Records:
Begin
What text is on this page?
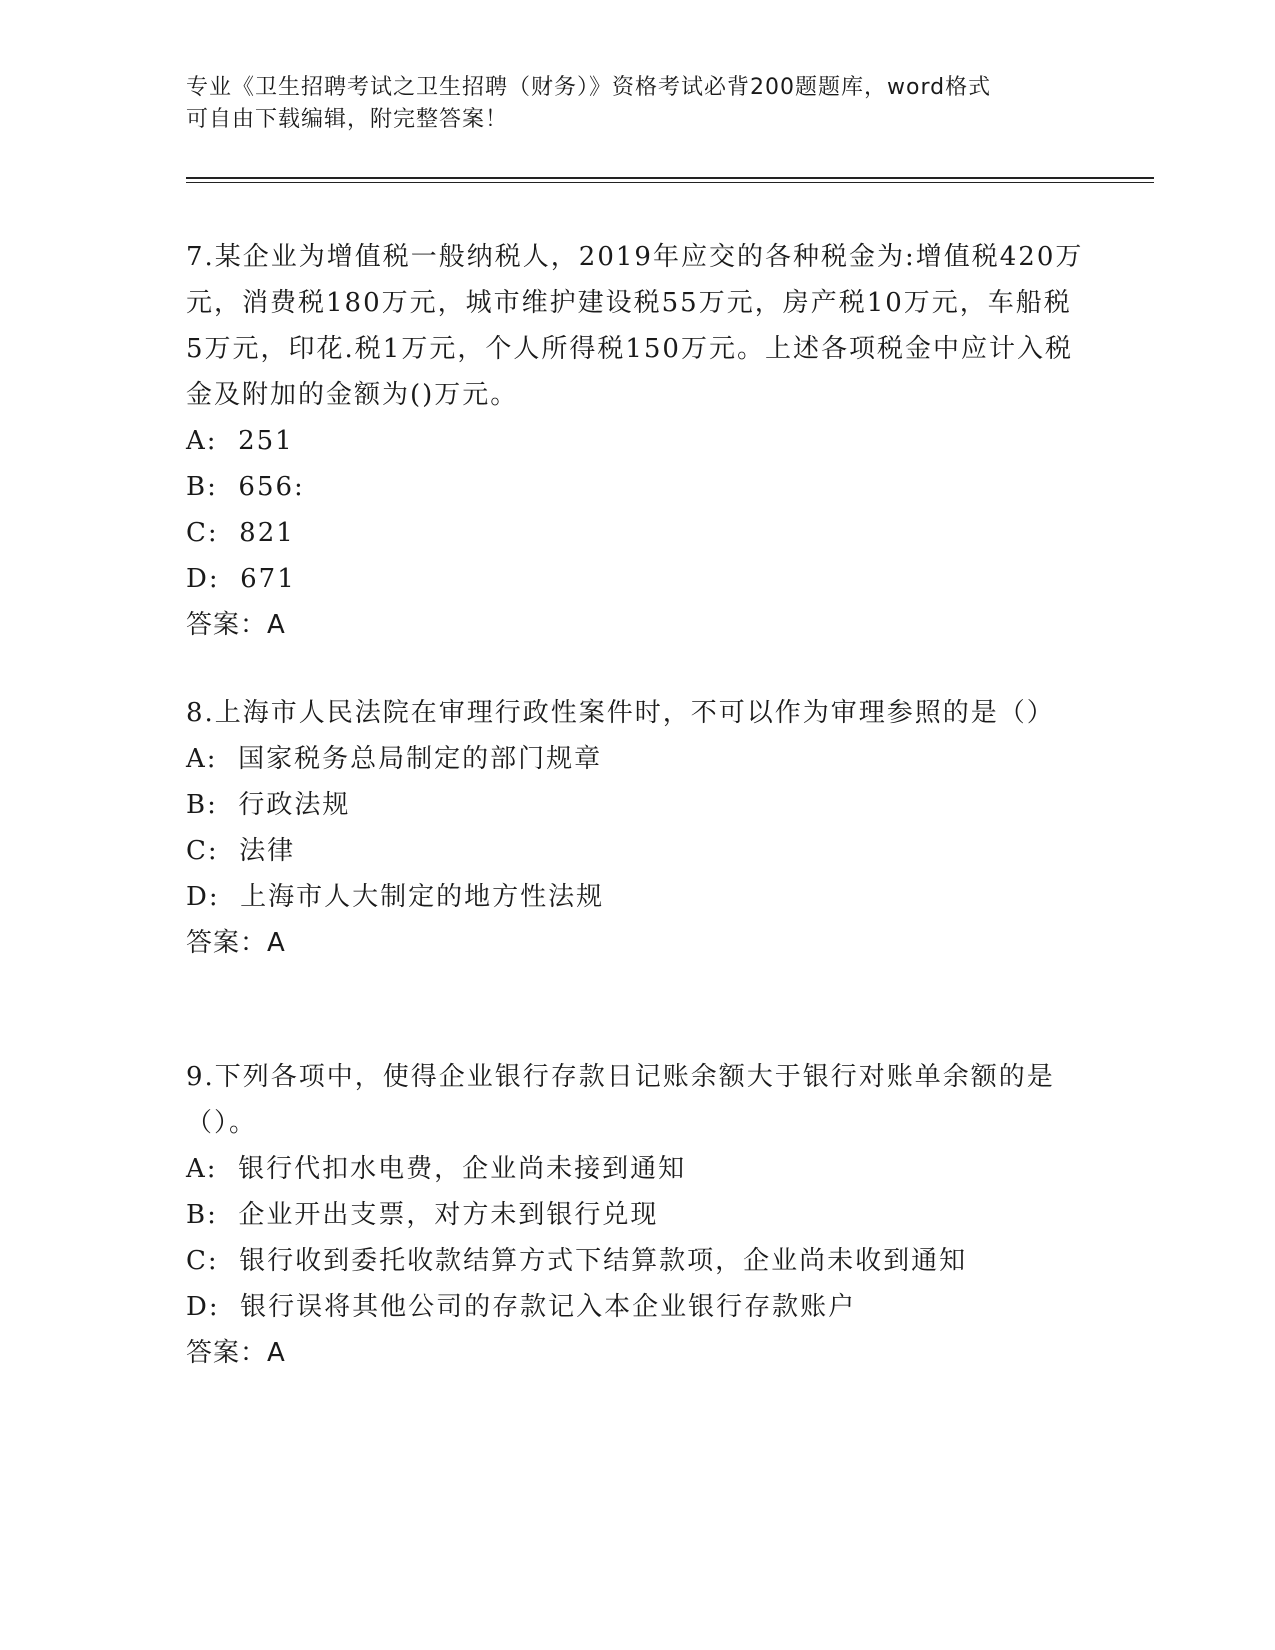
专业《卫生招聘考试之卫生招聘（财务）》资格考试必背200题题库，word格式
可自由下载编辑，附完整答案！

7.某企业为增值税一般纳税人，2019年应交的各种税金为:增值税420万元，消费税180万元，城市维护建设税55万元，房产税10万元，车船税5万元，印花.税1万元，个人所得税150万元。上述各项税金中应计入税金及附加的金额为()万元。

A:  251

B:  656:

C:  821

D:  671

答案：A

8.上海市人民法院在审理行政性案件时，不可以作为审理参照的是（）

A:  国家税务总局制定的部门规章

B:  行政法规

C:  法律

D:  上海市人大制定的地方性法规

答案：A

9.下列各项中，使得企业银行存款日记账余额大于银行对账单余额的是（）。

A:  银行代扣水电费，企业尚未接到通知

B:  企业开出支票，对方未到银行兑现

C:  银行收到委托收款结算方式下结算款项，企业尚未收到通知

D:  银行误将其他公司的存款记入本企业银行存款账户

答案：A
End
→ **Written task**
Output all the records, word for word, with no pictures in the copy.

→ **Full response**
What text is on this page?
专业《卫生招聘考试之卫生招聘（财务）》资格考试必背200题题库，word格式
可自由下载编辑，附完整答案！

7.某企业为增值税一般纳税人，2019年应交的各种税金为:增值税420万元，消费税180万元，城市维护建设税55万元，房产税10万元，车船税5万元，印花.税1万元，个人所得税150万元。上述各项税金中应计入税金及附加的金额为()万元。

A:  251

B:  656:

C:  821

D:  671

答案：A

8.上海市人民法院在审理行政性案件时，不可以作为审理参照的是（）

A:  国家税务总局制定的部门规章

B:  行政法规

C:  法律

D:  上海市人大制定的地方性法规

答案：A

9.下列各项中，使得企业银行存款日记账余额大于银行对账单余额的是（）。

A:  银行代扣水电费，企业尚未接到通知

B:  企业开出支票，对方未到银行兑现

C:  银行收到委托收款结算方式下结算款项，企业尚未收到通知

D:  银行误将其他公司的存款记入本企业银行存款账户

答案：A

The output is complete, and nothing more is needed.